::: RECORDS PROVIDED
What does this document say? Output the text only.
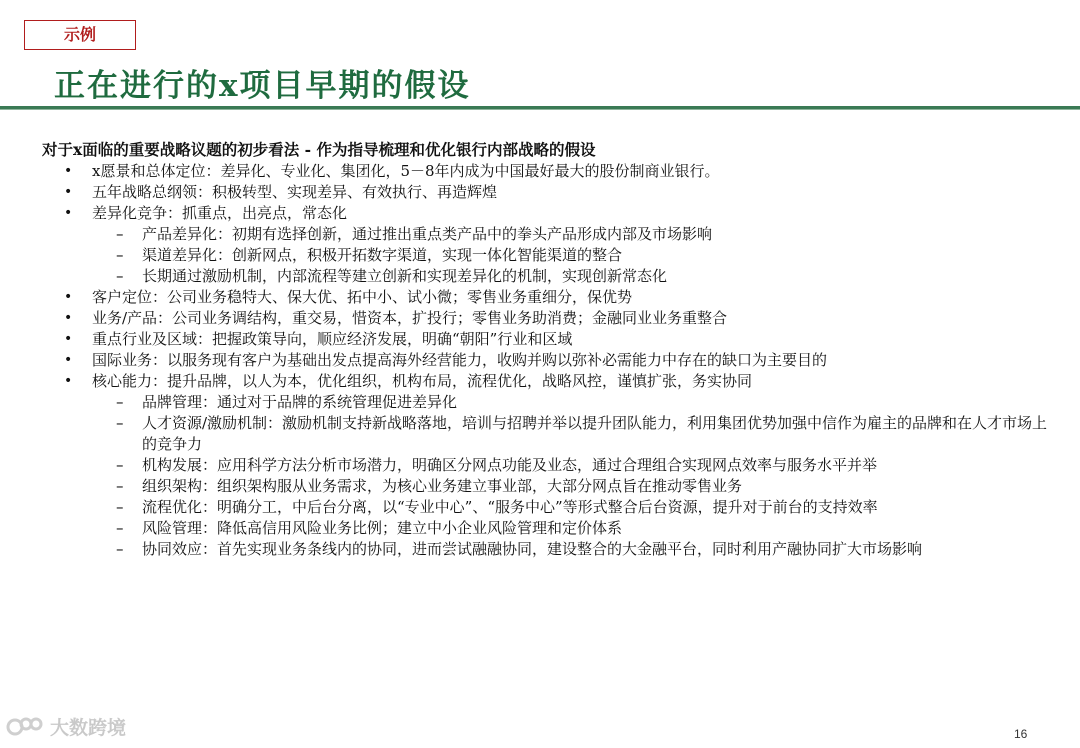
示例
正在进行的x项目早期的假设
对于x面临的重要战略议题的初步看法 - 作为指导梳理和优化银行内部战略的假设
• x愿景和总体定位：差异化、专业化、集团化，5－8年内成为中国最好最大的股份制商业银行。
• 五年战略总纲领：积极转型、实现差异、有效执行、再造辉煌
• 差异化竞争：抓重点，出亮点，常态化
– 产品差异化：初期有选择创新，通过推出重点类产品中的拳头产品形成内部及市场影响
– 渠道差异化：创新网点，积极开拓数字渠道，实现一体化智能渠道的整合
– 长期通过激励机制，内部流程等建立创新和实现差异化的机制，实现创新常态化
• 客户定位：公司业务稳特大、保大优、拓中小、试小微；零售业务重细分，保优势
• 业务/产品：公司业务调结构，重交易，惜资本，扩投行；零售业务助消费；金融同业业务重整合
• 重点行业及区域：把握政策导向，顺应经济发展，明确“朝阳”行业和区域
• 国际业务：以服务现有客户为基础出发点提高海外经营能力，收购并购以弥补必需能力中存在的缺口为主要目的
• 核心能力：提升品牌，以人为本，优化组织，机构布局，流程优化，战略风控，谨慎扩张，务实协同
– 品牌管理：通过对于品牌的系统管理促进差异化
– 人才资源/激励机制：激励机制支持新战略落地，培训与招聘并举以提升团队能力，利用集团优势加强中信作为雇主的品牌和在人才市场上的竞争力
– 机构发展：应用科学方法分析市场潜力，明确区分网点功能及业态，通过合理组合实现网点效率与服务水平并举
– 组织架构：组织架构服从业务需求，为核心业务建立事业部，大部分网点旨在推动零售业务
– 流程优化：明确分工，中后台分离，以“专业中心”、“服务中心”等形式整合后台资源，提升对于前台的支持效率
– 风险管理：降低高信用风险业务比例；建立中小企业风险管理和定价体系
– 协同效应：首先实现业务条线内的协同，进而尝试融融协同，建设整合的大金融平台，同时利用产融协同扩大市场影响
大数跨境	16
::::::
Take the data above and repeat it exactly, leaving each picture out.

What does this document say? Output the text only.
示例
正在进行的x项目早期的假设
对于x面临的重要战略议题的初步看法 - 作为指导梳理和优化银行内部战略的假设
• x愿景和总体定位：差异化、专业化、集团化，5－8年内成为中国最好最大的股份制商业银行。
• 五年战略总纲领：积极转型、实现差异、有效执行、再造辉煌
• 差异化竞争：抓重点，出亮点，常态化
– 产品差异化：初期有选择创新，通过推出重点类产品中的拳头产品形成内部及市场影响
– 渠道差异化：创新网点，积极开拓数字渠道，实现一体化智能渠道的整合
– 长期通过激励机制，内部流程等建立创新和实现差异化的机制，实现创新常态化
• 客户定位：公司业务稳特大、保大优、拓中小、试小微；零售业务重细分，保优势
• 业务/产品：公司业务调结构，重交易，惜资本，扩投行；零售业务助消费；金融同业业务重整合
• 重点行业及区域：把握政策导向，顺应经济发展，明确“朝阳”行业和区域
• 国际业务：以服务现有客户为基础出发点提高海外经营能力，收购并购以弥补必需能力中存在的缺口为主要目的
• 核心能力：提升品牌，以人为本，优化组织，机构布局，流程优化，战略风控，谨慎扩张，务实协同
– 品牌管理：通过对于品牌的系统管理促进差异化
– 人才资源/激励机制：激励机制支持新战略落地，培训与招聘并举以提升团队能力，利用集团优势加强中信作为雇主的品牌和在人才市场上的竞争力
– 机构发展：应用科学方法分析市场潜力，明确区分网点功能及业态，通过合理组合实现网点效率与服务水平并举
– 组织架构：组织架构服从业务需求，为核心业务建立事业部，大部分网点旨在推动零售业务
– 流程优化：明确分工，中后台分离，以“专业中心”、“服务中心”等形式整合后台资源，提升对于前台的支持效率
– 风险管理：降低高信用风险业务比例；建立中小企业风险管理和定价体系
– 协同效应：首先实现业务条线内的协同，进而尝试融融协同，建设整合的大金融平台，同时利用产融协同扩大市场影响
大数跨境	16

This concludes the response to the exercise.